- [Written task]
Work through the data line by line, gathering every line that has the word "programme".

Items from a data source

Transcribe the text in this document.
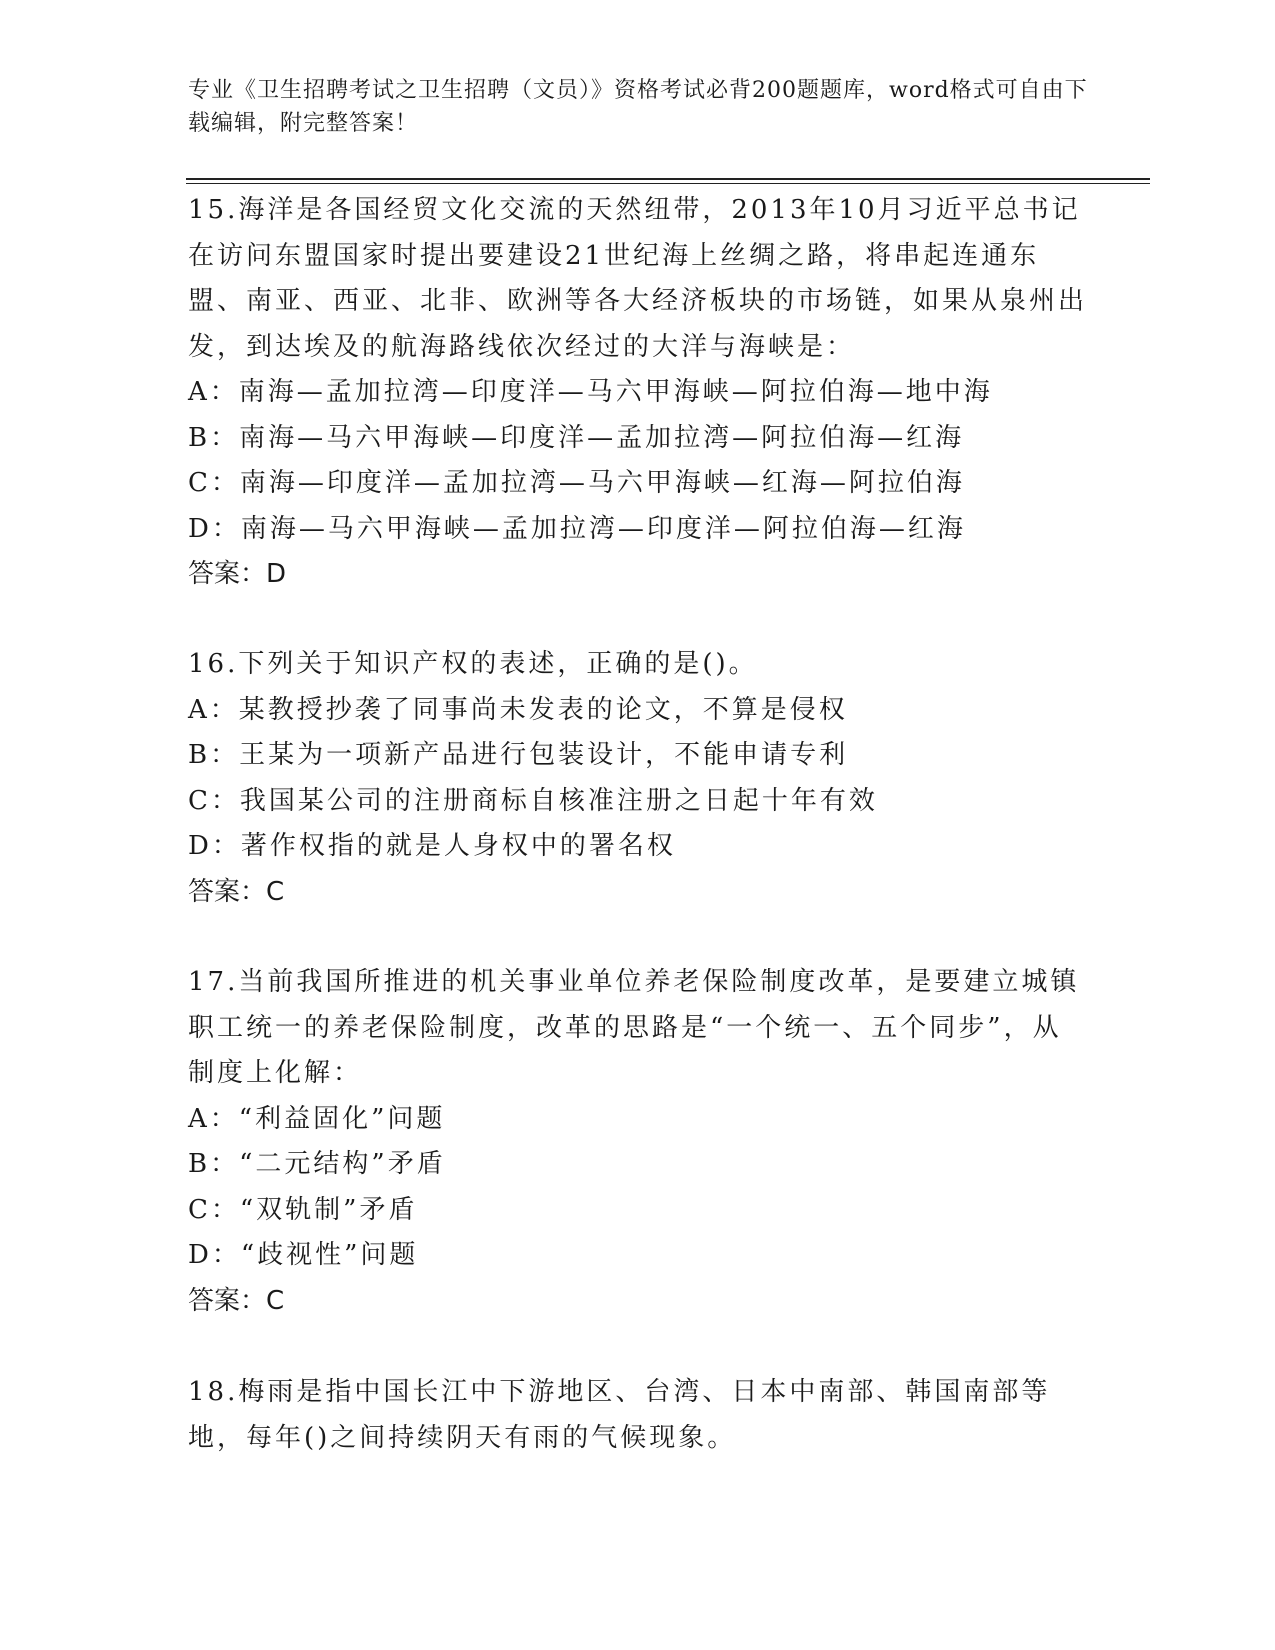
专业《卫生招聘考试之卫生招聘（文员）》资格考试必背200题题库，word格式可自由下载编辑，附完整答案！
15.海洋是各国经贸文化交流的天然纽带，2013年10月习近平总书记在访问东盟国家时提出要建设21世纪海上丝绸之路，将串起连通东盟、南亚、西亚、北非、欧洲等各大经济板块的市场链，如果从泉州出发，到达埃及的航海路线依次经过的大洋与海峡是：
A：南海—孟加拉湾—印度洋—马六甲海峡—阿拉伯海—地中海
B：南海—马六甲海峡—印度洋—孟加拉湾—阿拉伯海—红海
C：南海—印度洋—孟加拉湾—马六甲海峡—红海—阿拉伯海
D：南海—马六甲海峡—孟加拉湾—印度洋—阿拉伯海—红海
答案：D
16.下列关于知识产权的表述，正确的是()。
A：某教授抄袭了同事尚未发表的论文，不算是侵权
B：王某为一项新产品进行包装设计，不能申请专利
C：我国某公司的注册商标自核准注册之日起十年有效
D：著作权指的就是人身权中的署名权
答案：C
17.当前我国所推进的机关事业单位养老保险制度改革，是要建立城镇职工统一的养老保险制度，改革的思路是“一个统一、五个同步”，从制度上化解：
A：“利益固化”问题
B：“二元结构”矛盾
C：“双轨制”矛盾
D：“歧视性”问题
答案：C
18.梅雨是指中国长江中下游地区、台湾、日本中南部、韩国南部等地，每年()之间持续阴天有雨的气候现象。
...
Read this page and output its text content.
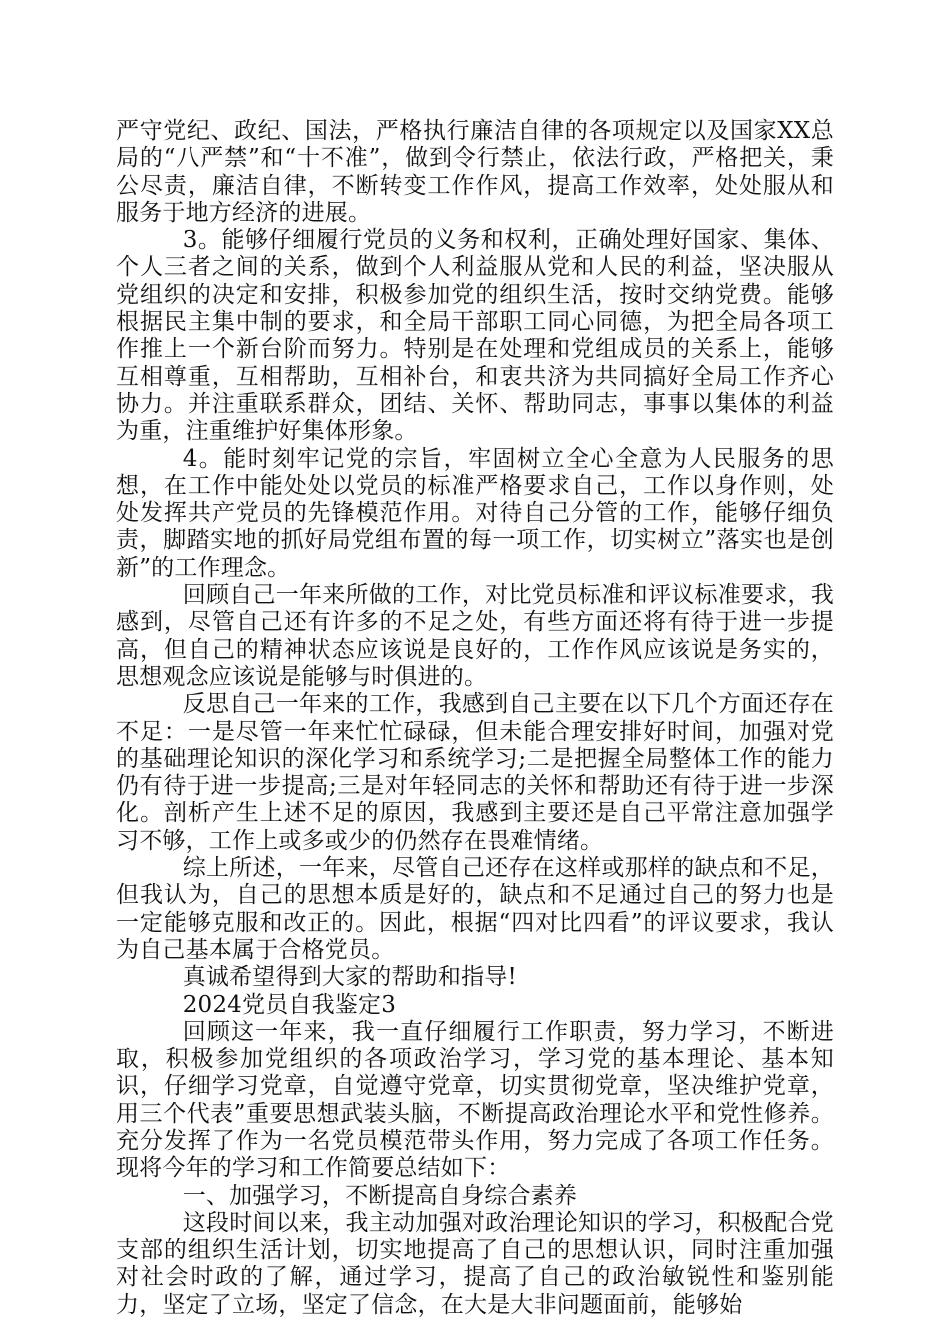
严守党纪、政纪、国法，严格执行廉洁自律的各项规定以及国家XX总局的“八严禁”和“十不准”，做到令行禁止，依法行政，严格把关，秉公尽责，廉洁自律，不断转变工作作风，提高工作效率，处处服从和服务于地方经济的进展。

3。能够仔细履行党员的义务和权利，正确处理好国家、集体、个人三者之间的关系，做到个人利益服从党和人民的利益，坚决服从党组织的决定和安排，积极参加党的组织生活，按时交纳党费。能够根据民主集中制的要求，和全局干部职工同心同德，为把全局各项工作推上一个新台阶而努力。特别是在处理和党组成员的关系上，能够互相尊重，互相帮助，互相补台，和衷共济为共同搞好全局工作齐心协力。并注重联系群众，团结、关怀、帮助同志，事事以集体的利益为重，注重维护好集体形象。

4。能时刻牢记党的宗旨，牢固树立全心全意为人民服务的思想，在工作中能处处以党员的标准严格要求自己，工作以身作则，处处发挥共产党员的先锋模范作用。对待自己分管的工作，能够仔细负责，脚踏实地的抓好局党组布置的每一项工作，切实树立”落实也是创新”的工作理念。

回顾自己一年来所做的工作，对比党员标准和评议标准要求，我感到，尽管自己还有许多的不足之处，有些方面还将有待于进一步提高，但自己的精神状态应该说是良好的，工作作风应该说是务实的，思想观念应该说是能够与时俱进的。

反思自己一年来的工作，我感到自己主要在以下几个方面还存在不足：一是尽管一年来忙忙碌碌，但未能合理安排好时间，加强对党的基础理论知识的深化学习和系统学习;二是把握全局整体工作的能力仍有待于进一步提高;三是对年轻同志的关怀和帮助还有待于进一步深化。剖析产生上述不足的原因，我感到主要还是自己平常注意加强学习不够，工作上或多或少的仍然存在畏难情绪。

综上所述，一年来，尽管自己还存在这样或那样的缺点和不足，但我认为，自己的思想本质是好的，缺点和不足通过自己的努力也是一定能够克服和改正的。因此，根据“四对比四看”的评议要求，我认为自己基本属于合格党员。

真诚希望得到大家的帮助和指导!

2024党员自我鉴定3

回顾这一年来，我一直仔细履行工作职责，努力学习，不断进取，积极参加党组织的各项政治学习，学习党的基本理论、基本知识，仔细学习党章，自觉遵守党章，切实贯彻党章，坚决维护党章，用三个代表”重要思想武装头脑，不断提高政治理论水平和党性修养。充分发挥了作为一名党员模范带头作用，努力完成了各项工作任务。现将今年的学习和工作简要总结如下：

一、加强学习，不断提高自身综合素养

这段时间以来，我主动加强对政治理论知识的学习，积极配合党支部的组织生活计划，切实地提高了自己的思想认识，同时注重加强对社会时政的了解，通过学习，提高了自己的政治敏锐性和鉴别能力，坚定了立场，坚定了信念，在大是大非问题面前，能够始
==
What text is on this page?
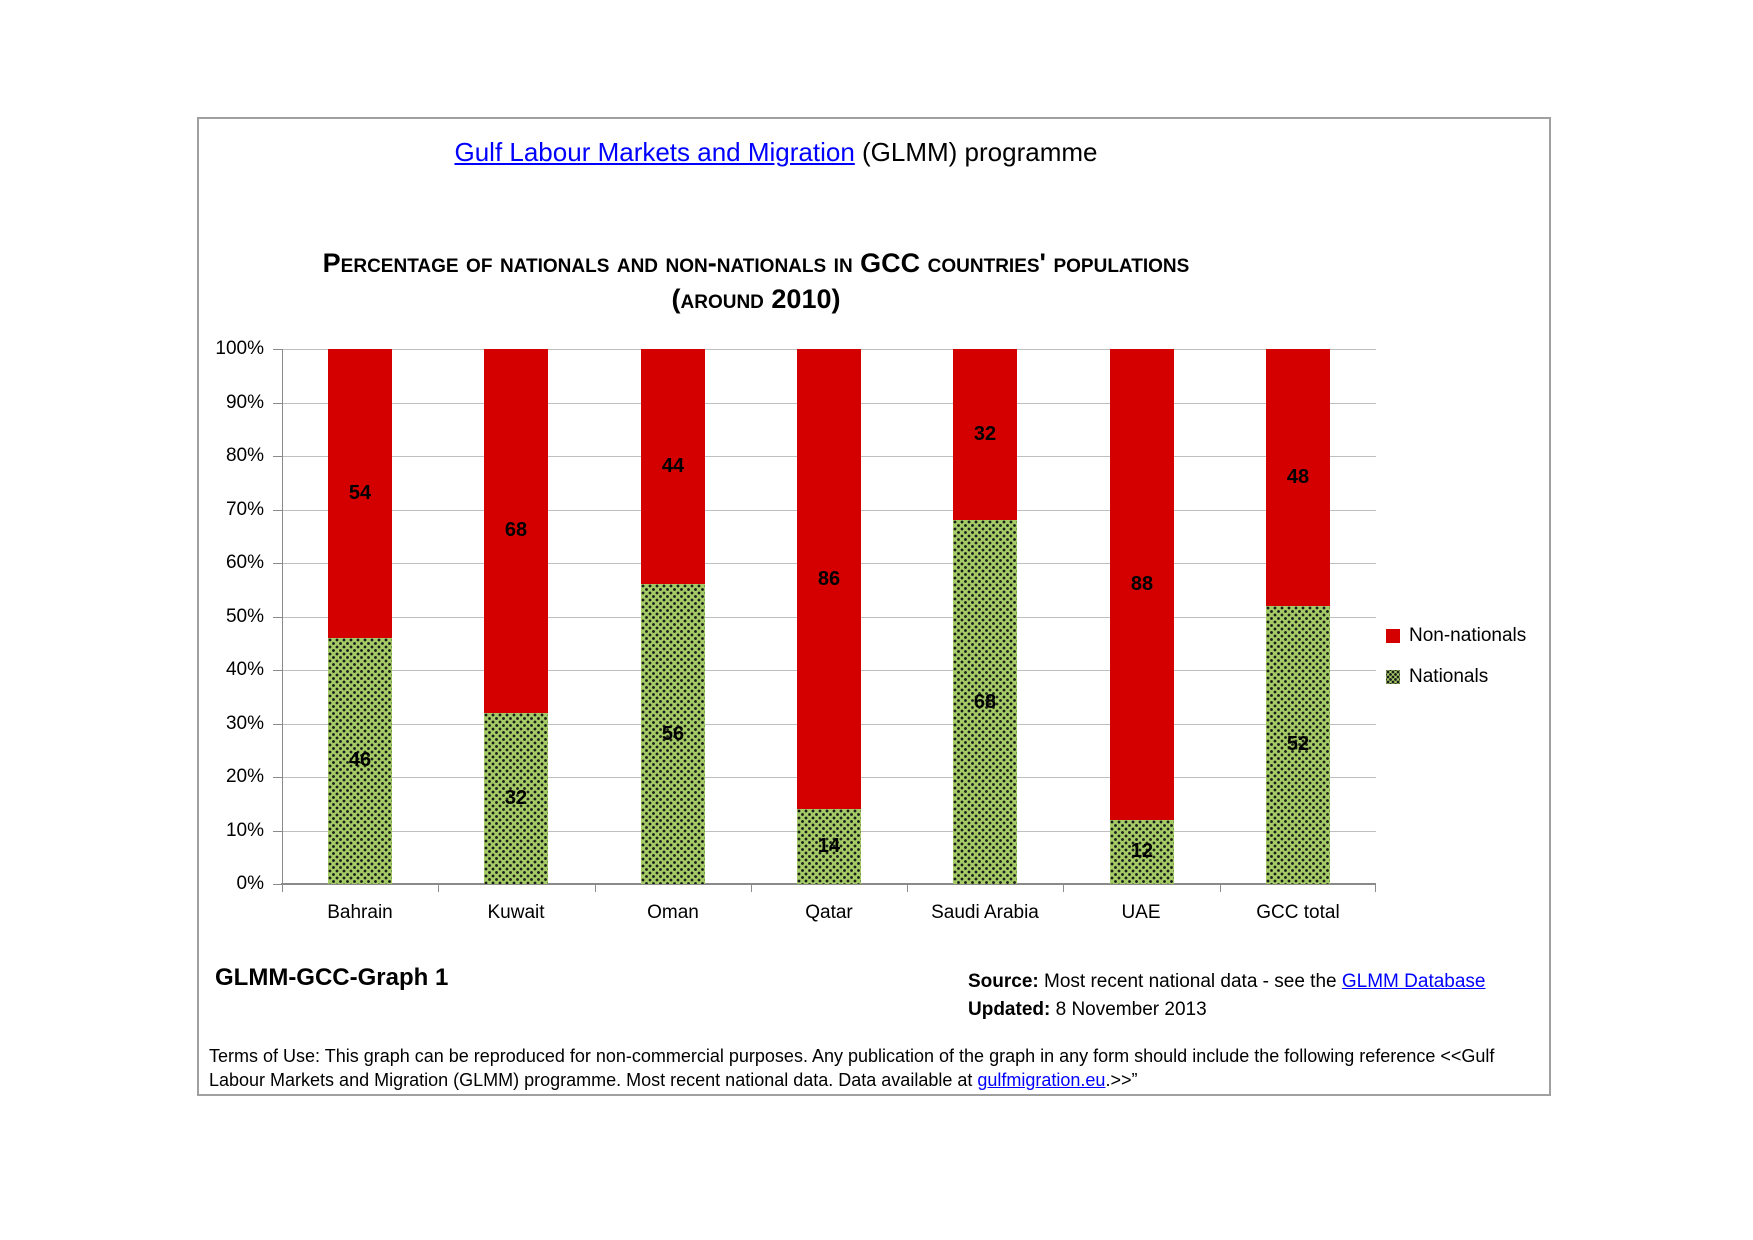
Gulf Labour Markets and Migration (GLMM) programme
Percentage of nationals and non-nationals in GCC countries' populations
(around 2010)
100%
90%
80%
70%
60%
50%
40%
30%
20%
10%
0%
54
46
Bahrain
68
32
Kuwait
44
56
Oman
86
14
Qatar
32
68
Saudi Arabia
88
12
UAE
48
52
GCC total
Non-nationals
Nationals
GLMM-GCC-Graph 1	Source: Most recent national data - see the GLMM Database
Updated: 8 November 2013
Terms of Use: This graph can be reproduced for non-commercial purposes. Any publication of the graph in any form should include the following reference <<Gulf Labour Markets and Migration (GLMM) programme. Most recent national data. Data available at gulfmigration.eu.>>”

- [Exercise output]
Gulf Labour Markets and Migration (GLMM) programme
Terms of Use: This graph can be reproduced for non-commercial purposes. Any publication of the graph in any form should include the following reference <<Gulf Labour Markets and Migration (GLMM) programme. Most recent national data. Data available at gulfmigration.eu.>>”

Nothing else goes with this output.